--- Start Source passage ---

Say I have
In [1]: import pyarrow as ap
In [2]: import pyarrow as pa
In [3]: ca = pa.chunked_array([[1,2,3], [4,5,6]])
In [4]: ca
Out[4]:
<pyarrow.lib.ChunkedArray object at 0x7f7afaaa4a90>
[
[
1,
2,
3
],
[
4,
5,
6
]
]
I’d like to do something like
ca[[1, 4]] = [999, 888]
and end up with
<pyarrow.lib.ChunkedArray object at 0x7f7aef473d30>
[
[
1,
999,
3
],
[
4,
888,
6
]
]
I don’t really mind if the result gets rechunked
PyArrow has the functionality to set values based on a mask (in fact replace values instead of set, given that the pyarrow Array is indeed immutable), but not with indices. However, you convert your indices to a mask, for now, and then use pyarrow.compute.replace_with_mask
:
import numpy as np
import pyarrow as pa
import pyarrow.compute as pc
ca = pa.chunked_array([[1,2,3], [4,5,6]])
indices = [1, 4]
mask = np.zeros(len(ca), dtype=bool)

--- End Source passage ---
--- Start Excerpted data ---

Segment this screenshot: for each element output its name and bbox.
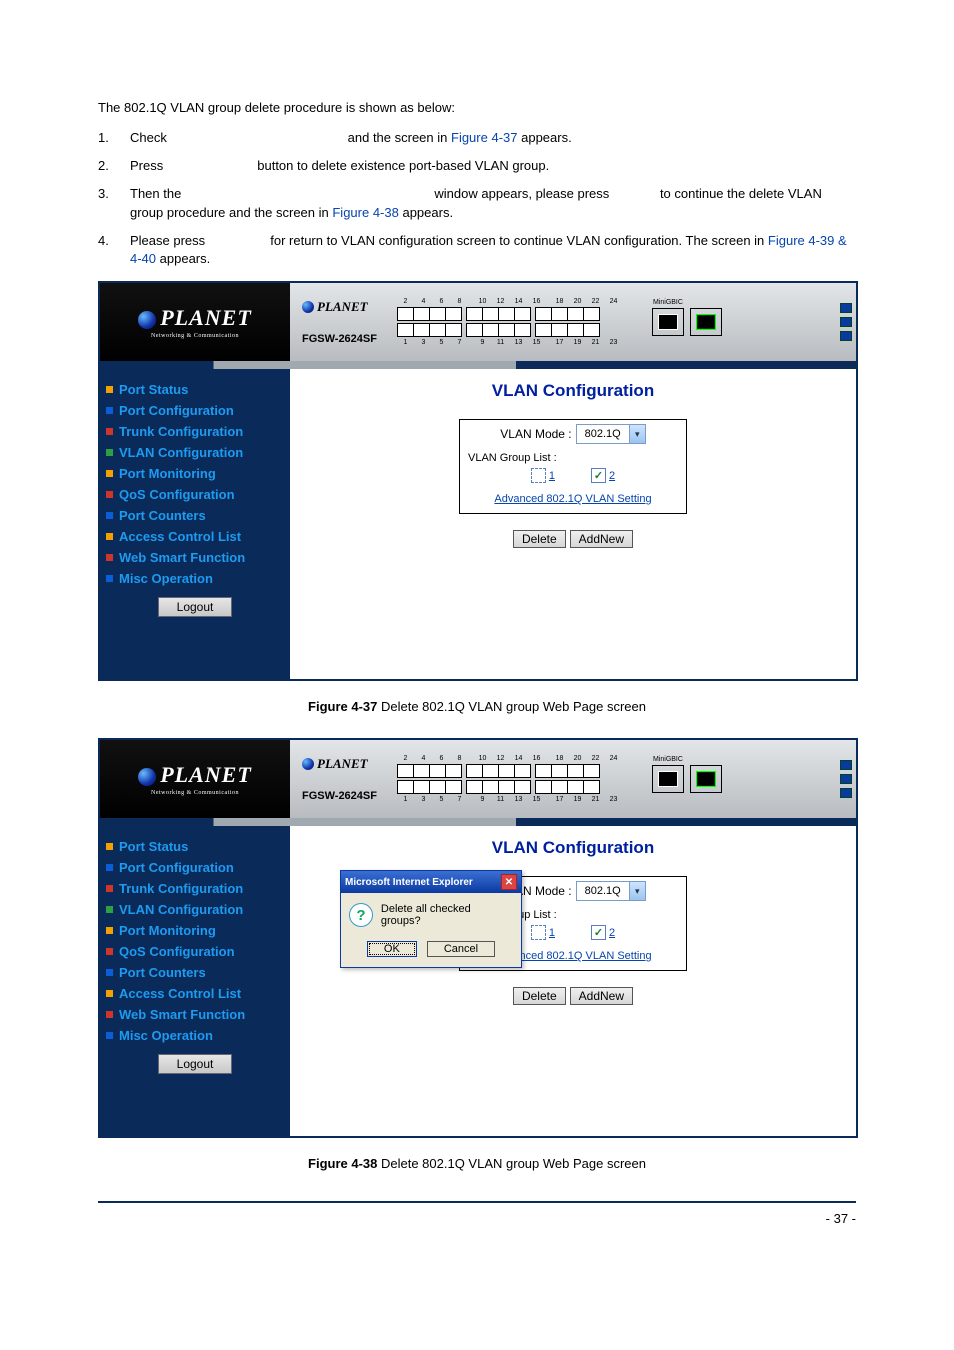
delete-button[interactable]: Delete xyxy=(513,987,566,1005)
dialog-title: Microsoft Internet Explorer xyxy=(345,877,473,888)
group-list-label: VLAN Group List : xyxy=(468,452,678,464)
group-2-link[interactable]: 2 xyxy=(609,927,615,939)
vlan-config-box: VLAN Mode : 802.1Q ▾ VLAN Group List : 1 xyxy=(459,419,687,514)
group-2-checkbox[interactable] xyxy=(591,925,606,940)
brand-name: PLANET xyxy=(160,305,252,330)
ok-button[interactable]: OK xyxy=(367,941,417,957)
group-2-link[interactable]: 2 xyxy=(609,470,615,482)
port-diagram: 2468 10121416 18202224 xyxy=(397,755,622,803)
step-num: 4. xyxy=(98,232,130,268)
figure-caption-1: Figure 4-37 Delete 802.1Q VLAN group Web… xyxy=(98,699,856,714)
sidebar-item-trunk-config[interactable]: Trunk Configuration xyxy=(106,421,284,442)
step-text: Please press xyxy=(130,233,205,248)
sidebar-item-port-monitoring[interactable]: Port Monitoring xyxy=(106,463,284,484)
intro-text: The 802.1Q VLAN group delete procedure i… xyxy=(98,100,856,115)
logout-button[interactable]: Logout xyxy=(158,597,233,617)
sidebar-item-qos[interactable]: QoS Configuration xyxy=(106,484,284,505)
step-text: Press xyxy=(130,158,163,173)
step-text: appears. xyxy=(160,251,211,266)
advanced-vlan-link[interactable]: Advanced 802.1Q VLAN Setting xyxy=(468,493,678,505)
figure-link[interactable]: Figure 4-37 xyxy=(451,130,517,145)
sidebar-item-vlan-config[interactable]: VLAN Configuration xyxy=(106,442,284,463)
model-name: FGSW-2624SF xyxy=(302,333,377,345)
close-icon[interactable]: ✕ xyxy=(501,874,517,890)
addnew-button[interactable]: AddNew xyxy=(570,530,633,548)
gbic-ports: MiniGBIC xyxy=(652,308,722,336)
sidebar-item-port-counters[interactable]: Port Counters xyxy=(106,962,284,983)
sidebar-nav: Port Status Port Configuration Trunk Con… xyxy=(100,826,290,1136)
figure-4-37: PLANET Networking & Communication PLANET… xyxy=(98,281,858,681)
steps-list: 1. Check ________________________ and th… xyxy=(98,129,856,268)
brand-logo-large: PLANET Networking & Communication xyxy=(100,740,290,818)
step-text: and the screen in xyxy=(348,130,451,145)
sidebar-item-port-status[interactable]: Port Status xyxy=(106,836,284,857)
sidebar-item-port-monitoring[interactable]: Port Monitoring xyxy=(106,920,284,941)
gbic-ports: MiniGBIC xyxy=(652,765,722,793)
group-1-checkbox[interactable] xyxy=(531,925,546,940)
brand-name: PLANET xyxy=(160,762,252,787)
gbic-label: MiniGBIC xyxy=(653,756,683,763)
vlan-mode-select[interactable]: 802.1Q ▾ xyxy=(576,424,646,444)
step-num: 1. xyxy=(98,129,130,147)
addnew-button[interactable]: AddNew xyxy=(570,987,633,1005)
step-text: appears. xyxy=(521,130,572,145)
sidebar-item-web-smart[interactable]: Web Smart Function xyxy=(106,547,284,568)
confirm-dialog: Microsoft Internet Explorer ✕ ? Delete a… xyxy=(340,870,522,968)
brand-name-small: PLANET xyxy=(317,299,368,315)
question-icon: ? xyxy=(349,903,373,927)
group-1-link[interactable]: 1 xyxy=(549,470,555,482)
brand-sub: Networking & Communication xyxy=(151,333,239,339)
step-num: 2. xyxy=(98,157,130,175)
dialog-message: Delete all checked groups? xyxy=(381,903,513,927)
page-number: - 37 - xyxy=(826,1211,856,1226)
chevron-down-icon: ▾ xyxy=(629,425,645,443)
vlan-mode-value: 802.1Q xyxy=(577,425,629,443)
brand-logo-large: PLANET Networking & Communication xyxy=(100,283,290,361)
group-1-checkbox[interactable] xyxy=(531,468,546,483)
sidebar-item-misc[interactable]: Misc Operation xyxy=(106,1025,284,1046)
step-text: Then the xyxy=(130,186,181,201)
group-1-link[interactable]: 1 xyxy=(549,927,555,939)
group-2-checkbox[interactable] xyxy=(591,468,606,483)
cancel-button[interactable]: Cancel xyxy=(427,941,495,957)
sidebar-item-vlan-config[interactable]: VLAN Configuration xyxy=(106,899,284,920)
sidebar-item-acl[interactable]: Access Control List xyxy=(106,526,284,547)
figure-caption-2: Figure 4-38 Delete 802.1Q VLAN group Web… xyxy=(98,1156,856,1171)
sidebar-item-qos[interactable]: QoS Configuration xyxy=(106,941,284,962)
delete-button[interactable]: Delete xyxy=(513,530,566,548)
sidebar-item-port-config[interactable]: Port Configuration xyxy=(106,857,284,878)
model-name: FGSW-2624SF xyxy=(302,790,377,802)
step-text: appears. xyxy=(402,205,453,220)
sidebar-item-web-smart[interactable]: Web Smart Function xyxy=(106,1004,284,1025)
sidebar-item-port-status[interactable]: Port Status xyxy=(106,379,284,400)
sidebar-item-misc[interactable]: Misc Operation xyxy=(106,568,284,589)
sidebar-item-acl[interactable]: Access Control List xyxy=(106,983,284,1004)
figure-link[interactable]: Figure 4-38 xyxy=(332,205,398,220)
figure-4-38: PLANET Networking & Communication PLANET… xyxy=(98,738,858,1138)
gbic-label: MiniGBIC xyxy=(653,299,683,306)
sidebar-item-port-counters[interactable]: Port Counters xyxy=(106,505,284,526)
logout-button[interactable]: Logout xyxy=(158,1054,233,1074)
brand-sub: Networking & Communication xyxy=(151,790,239,796)
vlan-mode-label: VLAN Mode : xyxy=(500,427,571,441)
step-num: 3. xyxy=(98,185,130,221)
vlan-mode-select[interactable]: 802.1Q ▾ xyxy=(576,881,646,901)
port-diagram: 2468 10121416 18202224 xyxy=(397,298,622,346)
step-text: button to delete existence port-based VL… xyxy=(257,158,549,173)
step-text: for return to VLAN configuration screen … xyxy=(270,233,768,248)
vlan-mode-value: 802.1Q xyxy=(577,882,629,900)
step-text: window appears, please press xyxy=(434,186,609,201)
sidebar-item-port-config[interactable]: Port Configuration xyxy=(106,400,284,421)
sidebar-nav: Port Status Port Configuration Trunk Con… xyxy=(100,369,290,679)
sidebar-item-trunk-config[interactable]: Trunk Configuration xyxy=(106,878,284,899)
brand-name-small: PLANET xyxy=(317,756,368,772)
panel-title: VLAN Configuration xyxy=(310,381,836,401)
step-text: Check xyxy=(130,130,167,145)
panel-title: VLAN Configuration xyxy=(310,838,836,858)
chevron-down-icon: ▾ xyxy=(629,882,645,900)
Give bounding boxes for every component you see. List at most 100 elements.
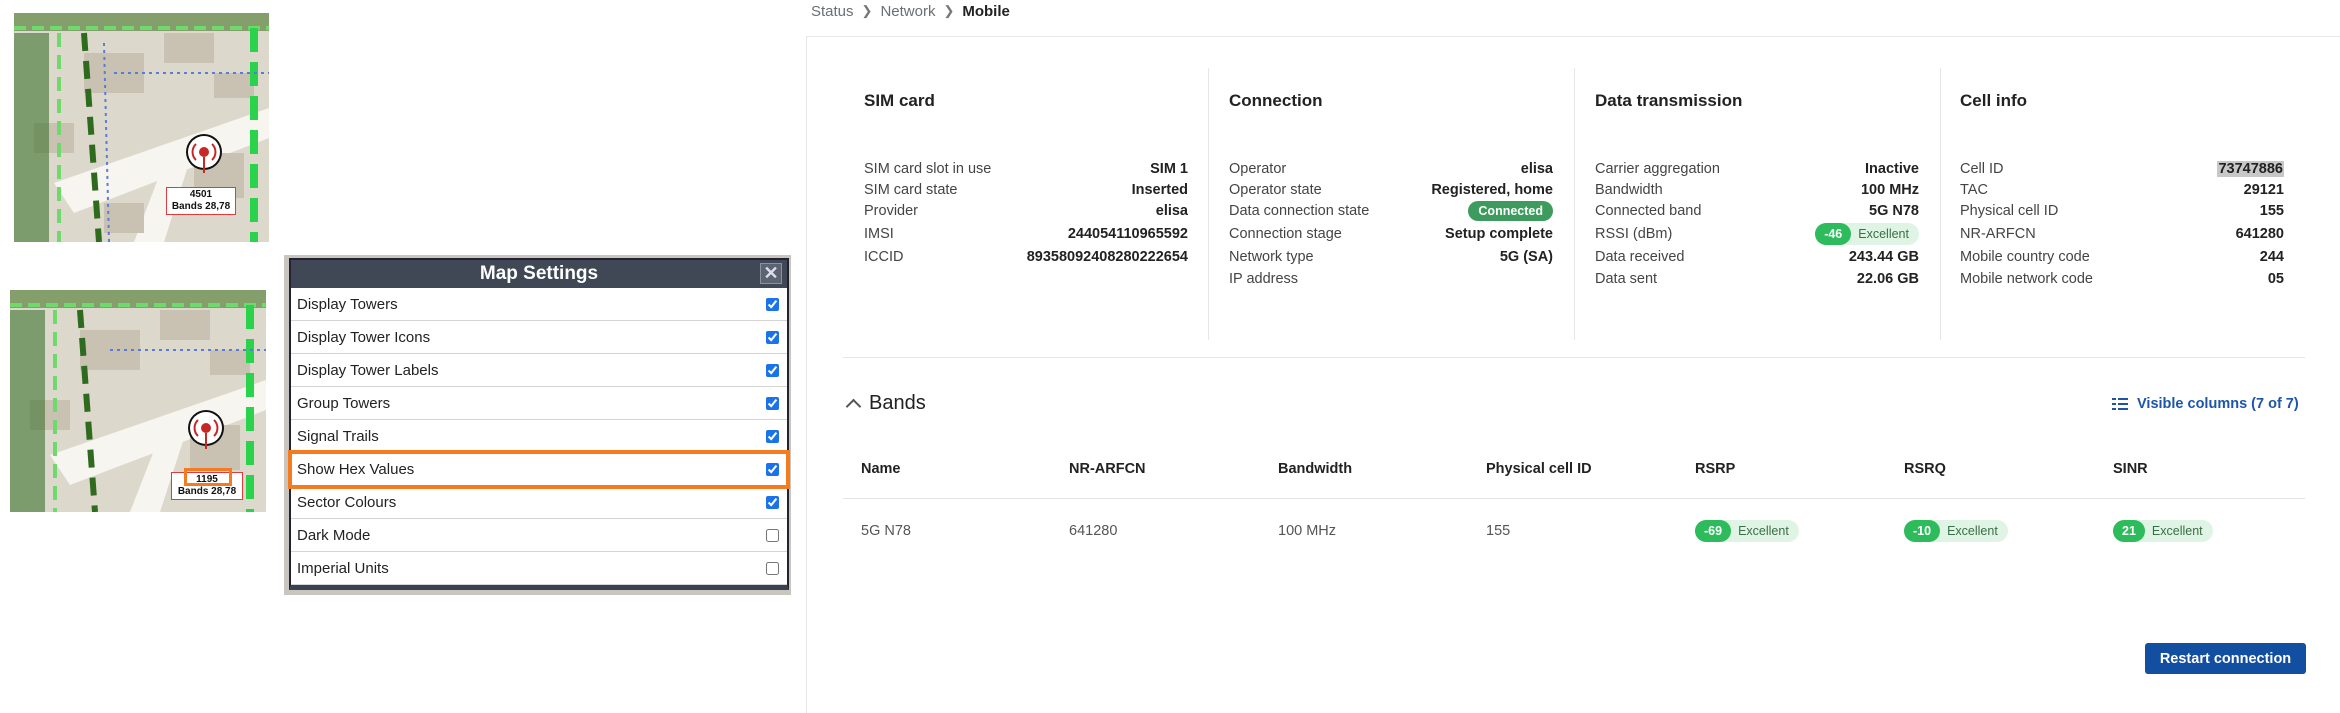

--- End Excerpted data ---

▶ **Tasks to complete**:
[A] Answer these questions about the PyArrow forum thread, one line each:
(i) Which two values does the asker want to place at positions 1 and 4?
(ii) According to the reply, PyArrow can set values based on what, but not with what?
(iii) Which function does the reply name for replacing the values?
[B] Write a continuation of the PyArrow forum thread, picking up after its final line of code.

▶ **Results by task**:
[A]
(i) 999 and 888.
(ii) It can set values based on a mask, but not with indices.
(iii) pyarrow.compute.replace_with_mask.

[B]
mask[indices] = True
pc.replace_with_mask(ca, mask, [999, 888])
gives
<pyarrow.lib.ChunkedArray object at 0x7fdfea44ddf0>
[
[
1,
999,
3
],
[
4,
888,
6
]
]
This assumes that the indices are sorted, though (see the comments for a workaround when that is not the case).
And see https://github.com/apache/arrow/issues/25505 for a feature request to add a function to replace values directly based on indices.
2
Arrow data is immutable, so values can be selected but not assigned.
https://arrow.apache.org/docs/python/data.html#arrays
So you would have to do something like this:
ca2 = pa.chunked_array([ca[:1],[999], ca[2:]])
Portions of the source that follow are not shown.